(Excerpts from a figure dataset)
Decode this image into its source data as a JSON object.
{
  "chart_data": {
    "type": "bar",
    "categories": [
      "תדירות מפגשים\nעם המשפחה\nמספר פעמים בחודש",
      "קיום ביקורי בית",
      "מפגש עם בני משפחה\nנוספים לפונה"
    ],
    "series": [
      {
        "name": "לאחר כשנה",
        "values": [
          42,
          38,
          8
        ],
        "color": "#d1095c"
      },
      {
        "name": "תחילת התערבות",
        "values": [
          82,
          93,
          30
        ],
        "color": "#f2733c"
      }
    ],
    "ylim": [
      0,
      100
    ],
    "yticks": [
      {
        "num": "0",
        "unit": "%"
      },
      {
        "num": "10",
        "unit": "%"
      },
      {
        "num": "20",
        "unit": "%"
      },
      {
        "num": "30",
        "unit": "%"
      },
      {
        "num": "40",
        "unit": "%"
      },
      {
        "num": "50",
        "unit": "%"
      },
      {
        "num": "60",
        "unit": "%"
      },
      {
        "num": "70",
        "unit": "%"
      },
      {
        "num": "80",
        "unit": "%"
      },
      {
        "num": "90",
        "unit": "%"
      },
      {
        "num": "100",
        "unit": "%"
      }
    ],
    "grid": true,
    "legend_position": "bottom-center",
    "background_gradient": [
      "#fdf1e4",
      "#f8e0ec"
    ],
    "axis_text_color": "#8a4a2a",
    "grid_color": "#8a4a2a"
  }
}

Requirement: Here, the records must be output exactly and in full.

Solution to this exercise:
Decode this image into its source data as a JSON object.
{
  "chart_data": {
    "type": "bar",
    "categories": [
      "תדירות מפגשים\nעם המשפחה\nמספר פעמים בחודש",
      "קיום ביקורי בית",
      "מפגש עם בני משפחה\nנוספים לפונה"
    ],
    "series": [
      {
        "name": "לאחר כשנה",
        "values": [
          42,
          38,
          8
        ],
        "color": "#d1095c"
      },
      {
        "name": "תחילת התערבות",
        "values": [
          82,
          93,
          30
        ],
        "color": "#f2733c"
      }
    ],
    "ylim": [
      0,
      100
    ],
    "yticks": [
      {
        "num": "0",
        "unit": "%"
      },
      {
        "num": "10",
        "unit": "%"
      },
      {
        "num": "20",
        "unit": "%"
      },
      {
        "num": "30",
        "unit": "%"
      },
      {
        "num": "40",
        "unit": "%"
      },
      {
        "num": "50",
        "unit": "%"
      },
      {
        "num": "60",
        "unit": "%"
      },
      {
        "num": "70",
        "unit": "%"
      },
      {
        "num": "80",
        "unit": "%"
      },
      {
        "num": "90",
        "unit": "%"
      },
      {
        "num": "100",
        "unit": "%"
      }
    ],
    "grid": true,
    "legend_position": "bottom-center",
    "background_gradient": [
      "#fdf1e4",
      "#f8e0ec"
    ],
    "axis_text_color": "#8a4a2a",
    "grid_color": "#8a4a2a"
  }
}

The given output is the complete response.